[Stored data entries]
^^^^^^^^^^^^^^^^
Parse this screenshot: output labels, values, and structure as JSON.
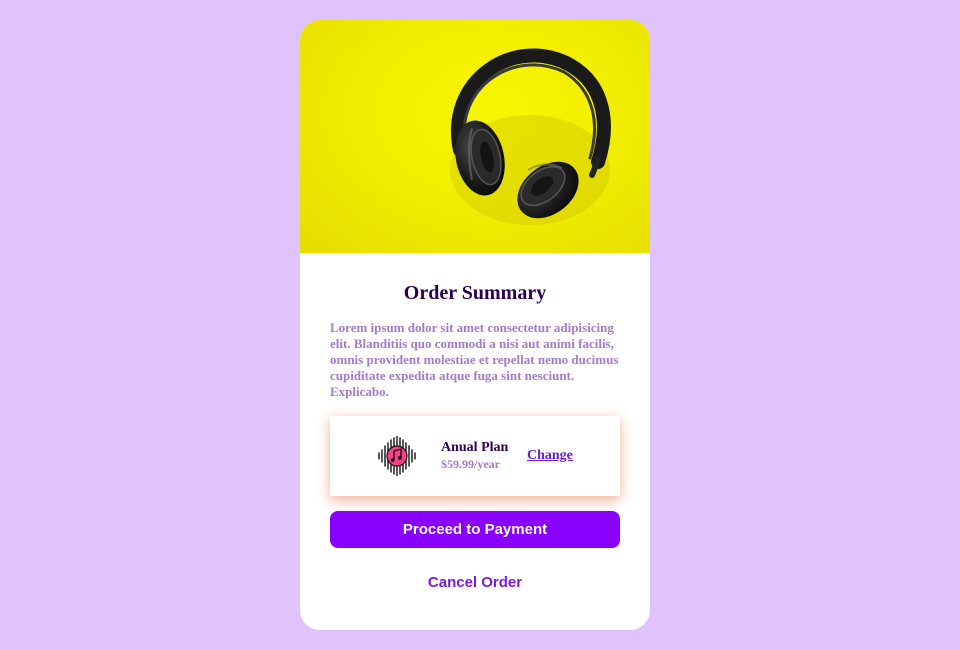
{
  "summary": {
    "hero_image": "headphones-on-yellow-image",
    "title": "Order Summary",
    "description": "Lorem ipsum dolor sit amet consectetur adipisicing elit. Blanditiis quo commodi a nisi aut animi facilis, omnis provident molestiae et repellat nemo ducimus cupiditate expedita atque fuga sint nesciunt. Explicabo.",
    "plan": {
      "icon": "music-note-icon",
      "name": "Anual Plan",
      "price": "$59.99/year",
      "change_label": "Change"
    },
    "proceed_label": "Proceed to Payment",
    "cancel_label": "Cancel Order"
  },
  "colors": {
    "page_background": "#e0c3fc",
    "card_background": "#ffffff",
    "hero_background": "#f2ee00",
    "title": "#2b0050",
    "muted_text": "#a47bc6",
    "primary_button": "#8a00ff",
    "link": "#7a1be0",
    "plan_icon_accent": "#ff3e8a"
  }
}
^^^^^^^^^^^^^^^^
§ Task statement:
All of the records above must be copied exactly, except for the pictures.

§ Worked answer:
Parse this screenshot: output labels, values, and structure as JSON.
{
  "summary": {
    "hero_image": "headphones-on-yellow-image",
    "title": "Order Summary",
    "description": "Lorem ipsum dolor sit amet consectetur adipisicing elit. Blanditiis quo commodi a nisi aut animi facilis, omnis provident molestiae et repellat nemo ducimus cupiditate expedita atque fuga sint nesciunt. Explicabo.",
    "plan": {
      "icon": "music-note-icon",
      "name": "Anual Plan",
      "price": "$59.99/year",
      "change_label": "Change"
    },
    "proceed_label": "Proceed to Payment",
    "cancel_label": "Cancel Order"
  },
  "colors": {
    "page_background": "#e0c3fc",
    "card_background": "#ffffff",
    "hero_background": "#f2ee00",
    "title": "#2b0050",
    "muted_text": "#a47bc6",
    "primary_button": "#8a00ff",
    "link": "#7a1be0",
    "plan_icon_accent": "#ff3e8a"
  }
}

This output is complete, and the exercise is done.